» **WHAT YOU SHOULD DO**
All of the data must be printed exactly; please include every line.
-------
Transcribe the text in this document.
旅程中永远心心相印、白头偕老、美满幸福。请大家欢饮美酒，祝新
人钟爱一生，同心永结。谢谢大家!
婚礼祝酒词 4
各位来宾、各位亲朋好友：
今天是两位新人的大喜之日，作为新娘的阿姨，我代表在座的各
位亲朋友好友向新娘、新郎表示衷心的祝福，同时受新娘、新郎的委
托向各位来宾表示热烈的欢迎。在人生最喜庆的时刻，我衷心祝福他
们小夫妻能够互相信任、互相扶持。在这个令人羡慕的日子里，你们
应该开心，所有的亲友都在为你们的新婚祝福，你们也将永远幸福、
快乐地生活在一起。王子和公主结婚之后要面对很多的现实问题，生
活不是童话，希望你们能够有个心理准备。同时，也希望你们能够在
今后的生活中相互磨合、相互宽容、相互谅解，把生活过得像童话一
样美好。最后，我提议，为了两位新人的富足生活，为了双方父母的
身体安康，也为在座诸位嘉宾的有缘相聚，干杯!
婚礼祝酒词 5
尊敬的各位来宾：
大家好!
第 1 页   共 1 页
-------
» **SOLUTION**
Transcribe the text in this document.
旅程中永远心心相印、白头偕老、美满幸福。请大家欢饮美酒，祝新
人钟爱一生，同心永结。谢谢大家!
婚礼祝酒词 4
各位来宾、各位亲朋好友：
今天是两位新人的大喜之日，作为新娘的阿姨，我代表在座的各
位亲朋友好友向新娘、新郎表示衷心的祝福，同时受新娘、新郎的委
托向各位来宾表示热烈的欢迎。在人生最喜庆的时刻，我衷心祝福他
们小夫妻能够互相信任、互相扶持。在这个令人羡慕的日子里，你们
应该开心，所有的亲友都在为你们的新婚祝福，你们也将永远幸福、
快乐地生活在一起。王子和公主结婚之后要面对很多的现实问题，生
活不是童话，希望你们能够有个心理准备。同时，也希望你们能够在
今后的生活中相互磨合、相互宽容、相互谅解，把生活过得像童话一
样美好。最后，我提议，为了两位新人的富足生活，为了双方父母的
身体安康，也为在座诸位嘉宾的有缘相聚，干杯!
婚礼祝酒词 5
尊敬的各位来宾：
大家好!
第 1 页   共 1 页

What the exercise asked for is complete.